● Goal: From the listing below, extract every line containing "JSON".

● Material supplied:
● ● ● ●
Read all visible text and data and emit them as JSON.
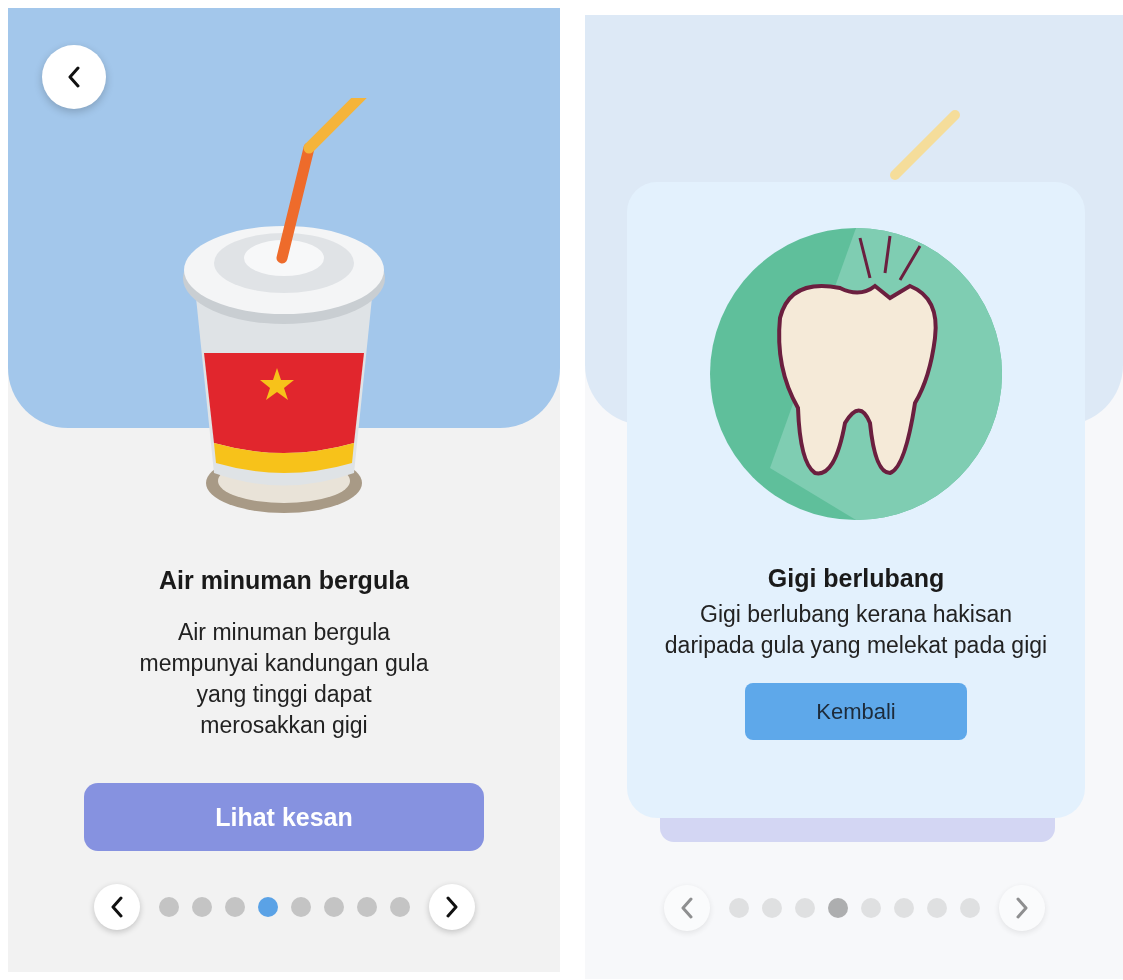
{
  "screens": [
    {
      "kind": "info",
      "title": "Air minuman bergula",
      "description": "Air minuman bergula mempunyai kandungan gula yang tinggi dapat merosakkan gigi",
      "button": "Lihat kesan",
      "pagination": [
        {
          "selected": false
        },
        {
          "selected": false
        },
        {
          "selected": false
        },
        {
          "selected": true
        },
        {
          "selected": false
        },
        {
          "selected": false
        },
        {
          "selected": false
        },
        {
          "selected": false
        }
      ]
    },
    {
      "kind": "modal",
      "title": "Gigi berlubang",
      "description": "Gigi berlubang kerana hakisan daripada gula yang melekat pada gigi",
      "button": "Kembali",
      "pagination": [
        {
          "selected": false
        },
        {
          "selected": false
        },
        {
          "selected": false
        },
        {
          "selected": true
        },
        {
          "selected": false
        },
        {
          "selected": false
        },
        {
          "selected": false
        },
        {
          "selected": false
        }
      ]
    }
  ]
}
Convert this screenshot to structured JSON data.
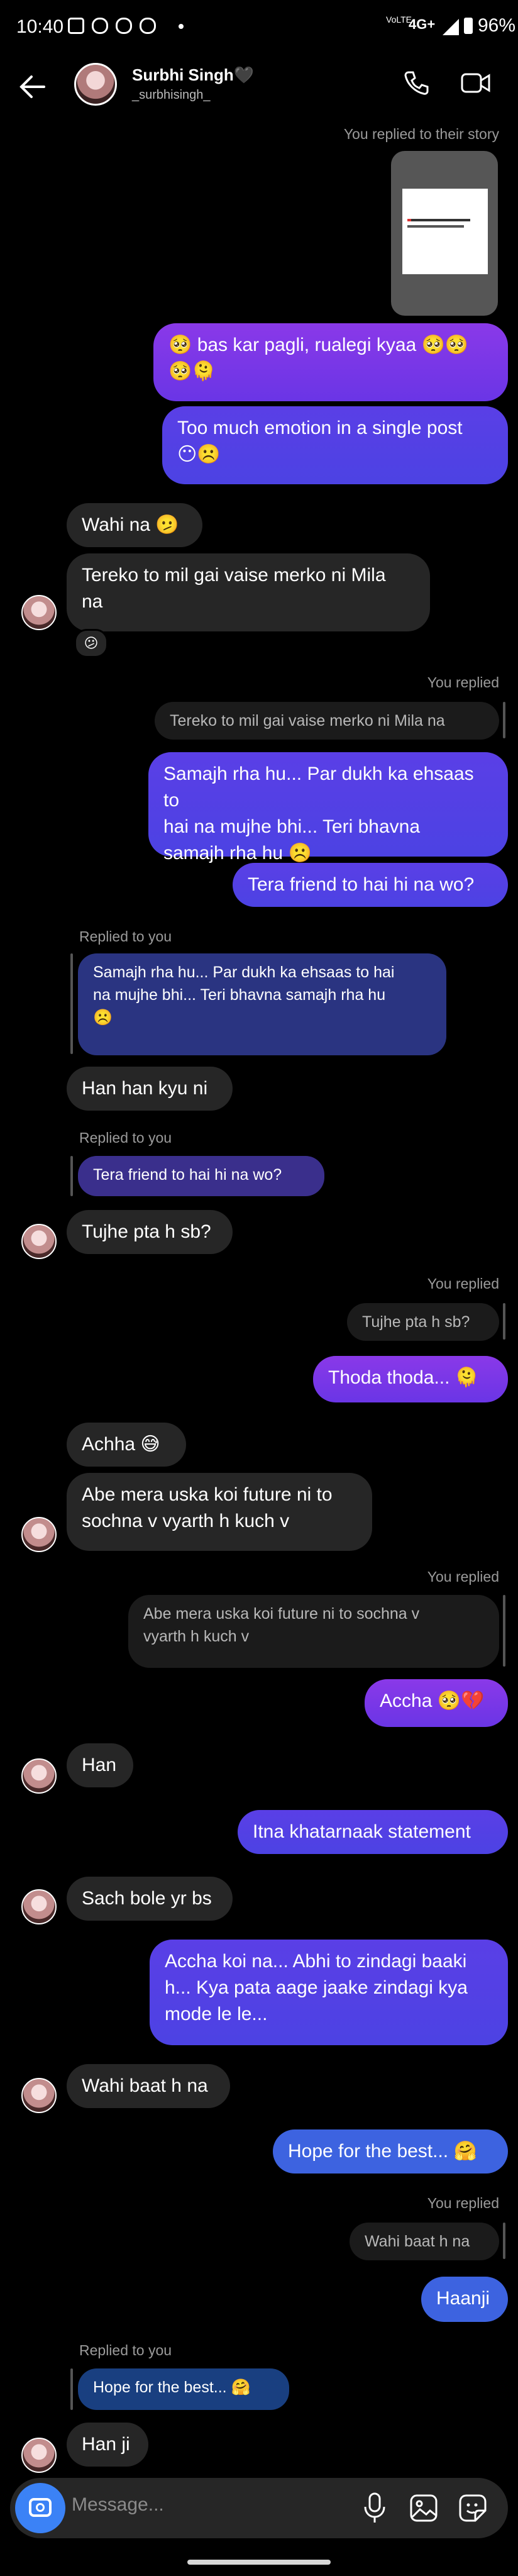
{
  "status_bar": {
    "time": "10:40",
    "network_top": "VoLTE",
    "network_type": "4G+",
    "battery": "96%"
  },
  "header": {
    "back_icon": "arrow-left-icon",
    "name": "Surbhi Singh🖤",
    "username": "_surbhisingh_",
    "call_icon": "phone-icon",
    "video_icon": "video-camera-icon"
  },
  "messages": {
    "story_reply_label": "You replied to their story",
    "o1": "🥺 bas kar pagli, rualegi kyaa 🥺🥺\n🥺🫠",
    "o2": "Too much emotion in a single post\n😶☹️",
    "i1": "Wahi na 🫤",
    "i2": "Tereko to mil gai vaise merko ni Mila\nna",
    "i2_reaction": "😕",
    "you_replied_1": "You replied",
    "q1": "Tereko to mil gai vaise merko ni Mila na",
    "o3": "Samajh rha hu... Par dukh ka ehsaas to\nhai na mujhe bhi... Teri bhavna\nsamajh rha hu ☹️",
    "o4": "Tera friend to hai hi na wo?",
    "replied_to_you_1": "Replied to you",
    "q2": "Samajh rha hu... Par dukh ka ehsaas to hai\nna mujhe bhi... Teri bhavna samajh rha hu\n☹️",
    "i3": "Han han kyu ni",
    "replied_to_you_2": "Replied to you",
    "q3": "Tera friend to hai hi na wo?",
    "i4": "Tujhe pta h sb?",
    "you_replied_2": "You replied",
    "q4": "Tujhe pta h sb?",
    "o5": "Thoda thoda... 🫠",
    "i5": "Achha 😅",
    "i6": "Abe mera uska koi future ni to\nsochna v vyarth h kuch v",
    "you_replied_3": "You replied",
    "q5": "Abe mera uska koi future ni to sochna v\nvyarth h kuch v",
    "o6": "Accha 🥺💔",
    "i7": "Han",
    "o7": "Itna khatarnaak statement",
    "i8": "Sach bole yr bs",
    "o8": "Accha koi na... Abhi to zindagi baaki\nh... Kya pata aage jaake zindagi kya\nmode le le...",
    "i9": "Wahi baat h na",
    "o9": "Hope for the best... 🤗",
    "you_replied_4": "You replied",
    "q6": "Wahi baat h na",
    "o10": "Haanji",
    "replied_to_you_3": "Replied to you",
    "q7": "Hope for the best... 🤗",
    "i10": "Han ji"
  },
  "composer": {
    "placeholder": "Message...",
    "camera_icon": "camera-icon",
    "mic_icon": "microphone-icon",
    "gallery_icon": "gallery-icon",
    "sticker_icon": "sticker-icon"
  },
  "colors": {
    "background": "#000000",
    "incoming": "#262626",
    "outgoing_purple": "#7b37e7",
    "outgoing_blue": "#3d63e0",
    "accent": "#3b82f6"
  }
}
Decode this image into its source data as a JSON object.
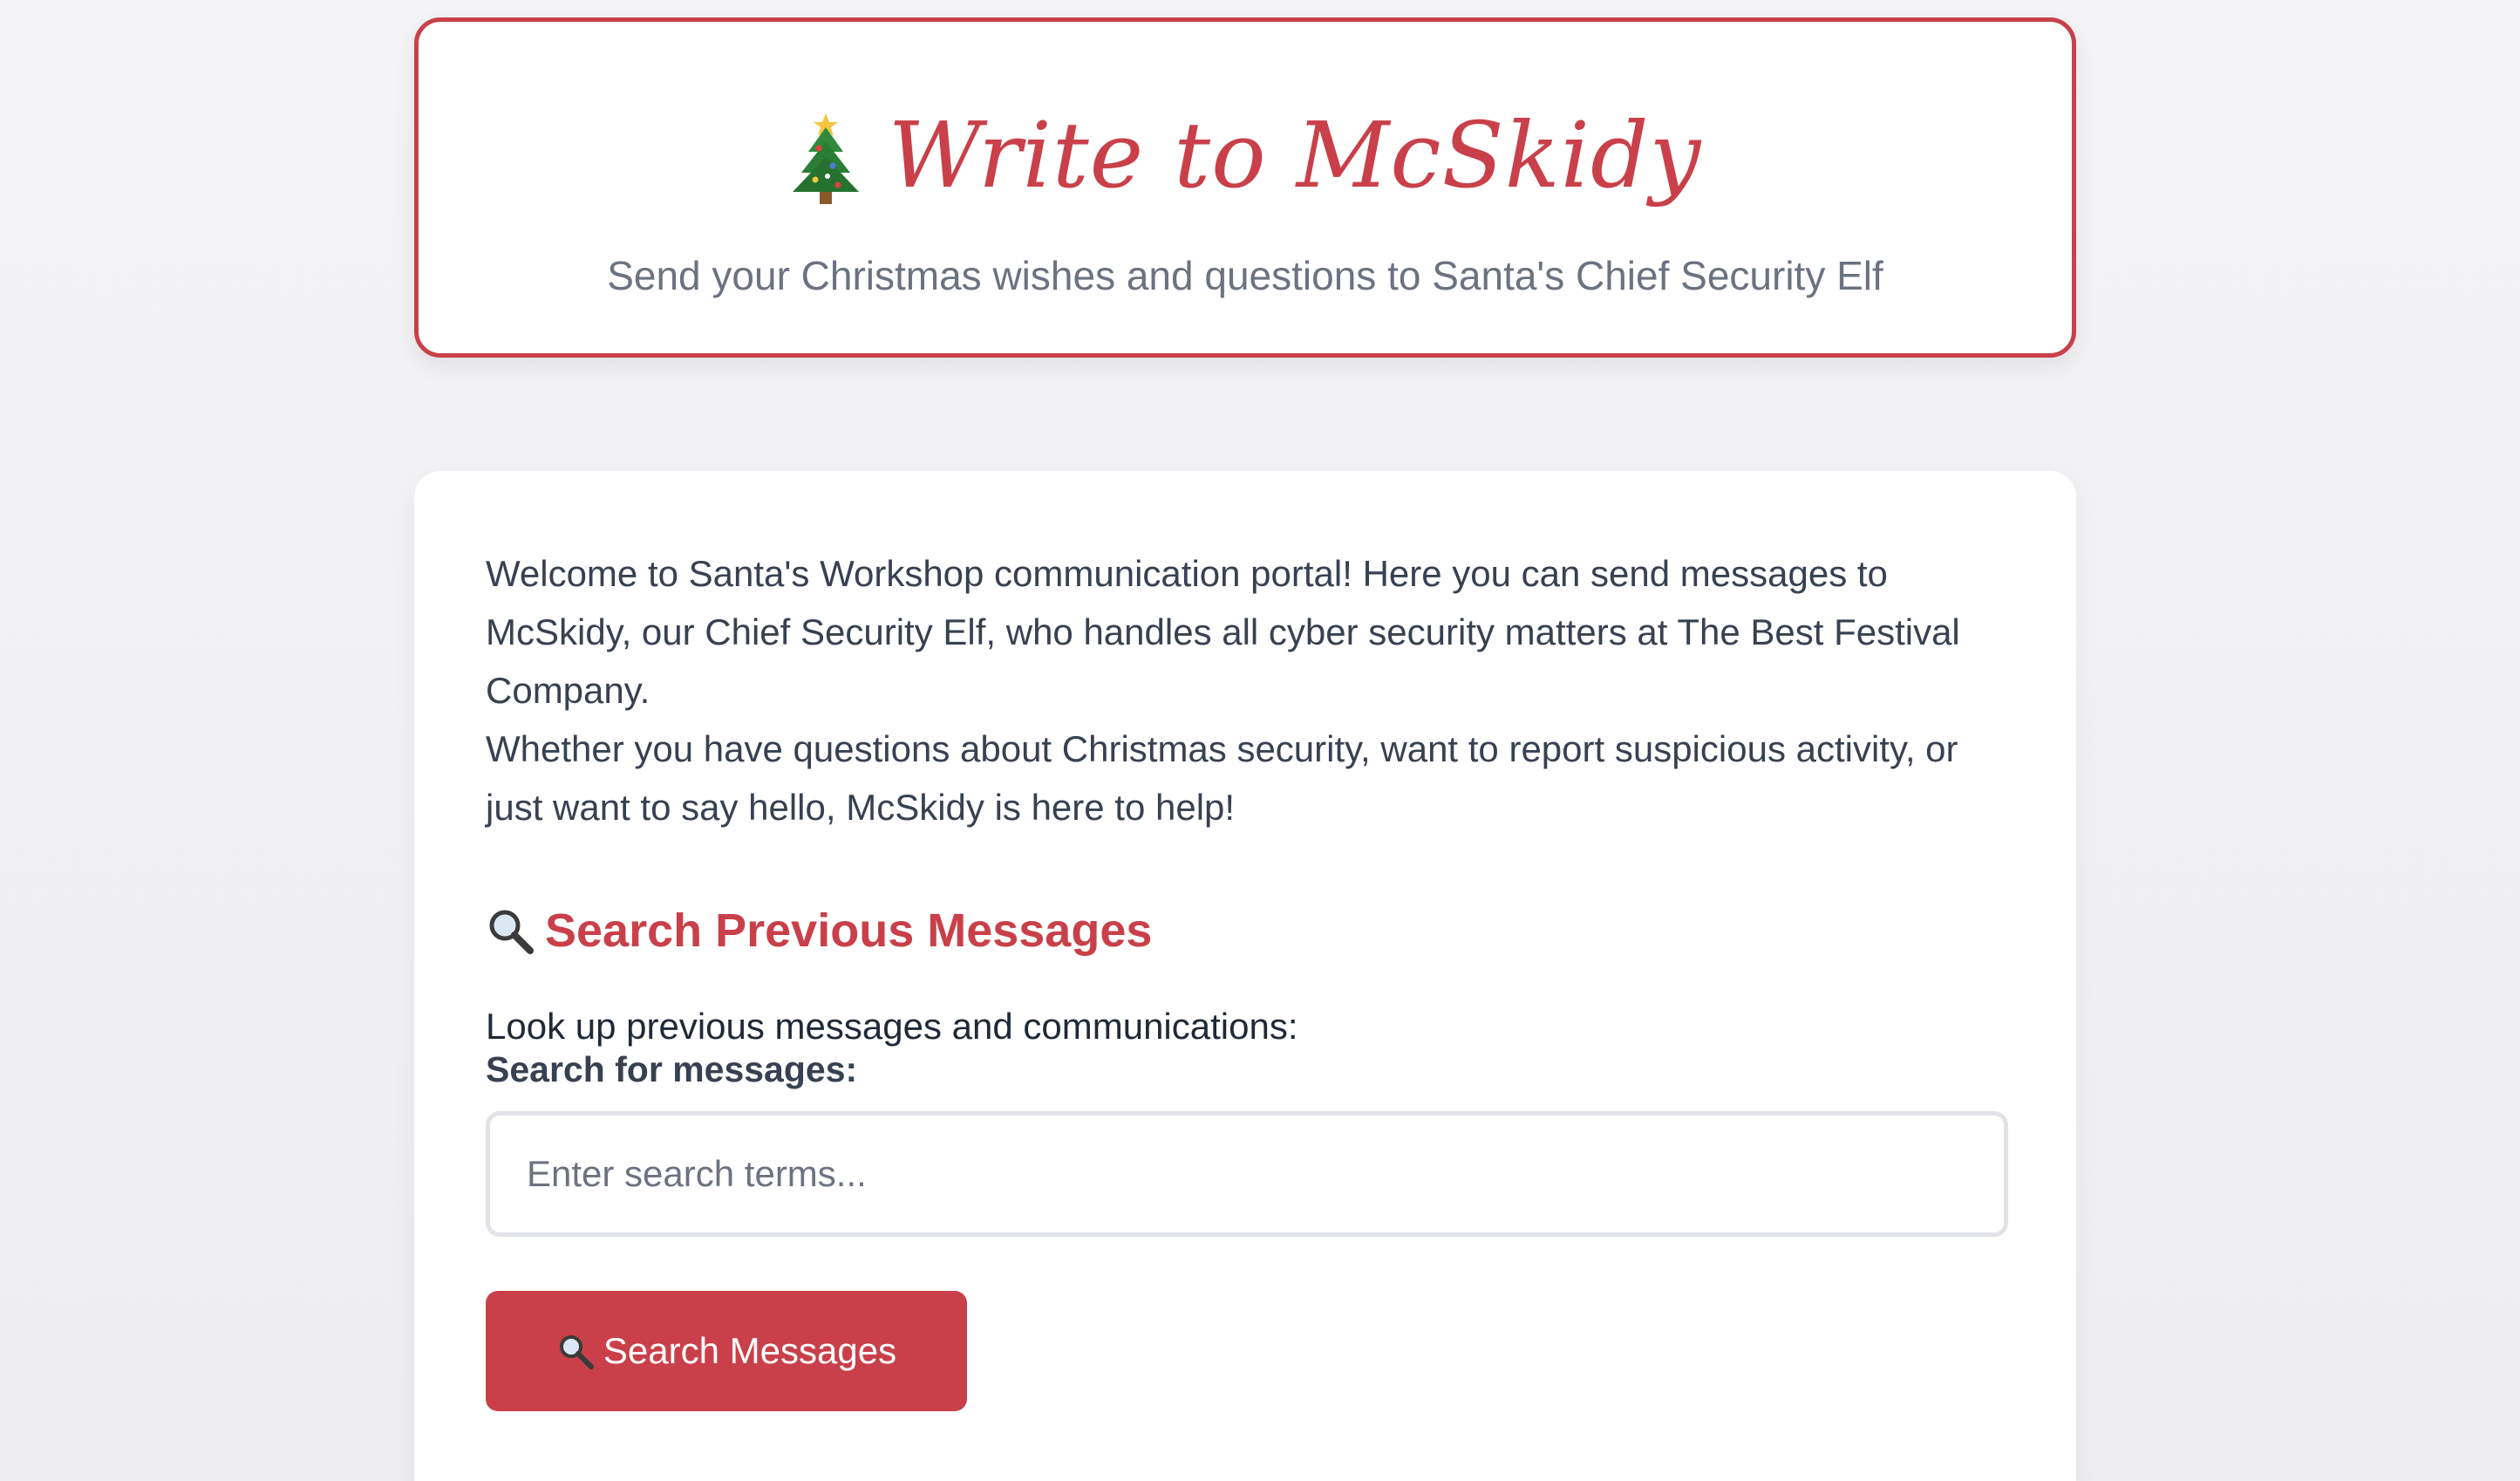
{
  "header": {
    "icon": "christmas-tree-icon",
    "title": "Write to McSkidy",
    "subtitle": "Send your Christmas wishes and questions to Santa's Chief Security Elf"
  },
  "intro": {
    "paragraph1": "Welcome to Santa's Workshop communication portal! Here you can send messages to McSkidy, our Chief Security Elf, who handles all cyber security matters at The Best Festival Company.",
    "paragraph2": "Whether you have questions about Christmas security, want to report suspicious activity, or just want to say hello, McSkidy is here to help!"
  },
  "search": {
    "section_icon": "magnifying-glass-icon",
    "section_title": "Search Previous Messages",
    "description": "Look up previous messages and communications:",
    "label": "Search for messages:",
    "placeholder": "Enter search terms...",
    "value": "",
    "button_icon": "magnifying-glass-icon",
    "button_label": "Search Messages"
  },
  "colors": {
    "accent": "#c9404a",
    "text": "#374151",
    "muted": "#6b7280",
    "input_border": "#e1e3e7",
    "background": "#f2f2f4"
  }
}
● ● ● ●
● Task response:
Read all visible text and data and emit them as JSON.
Convert this screenshot to structured JSON data.
Decode this image into its source data as a JSON object.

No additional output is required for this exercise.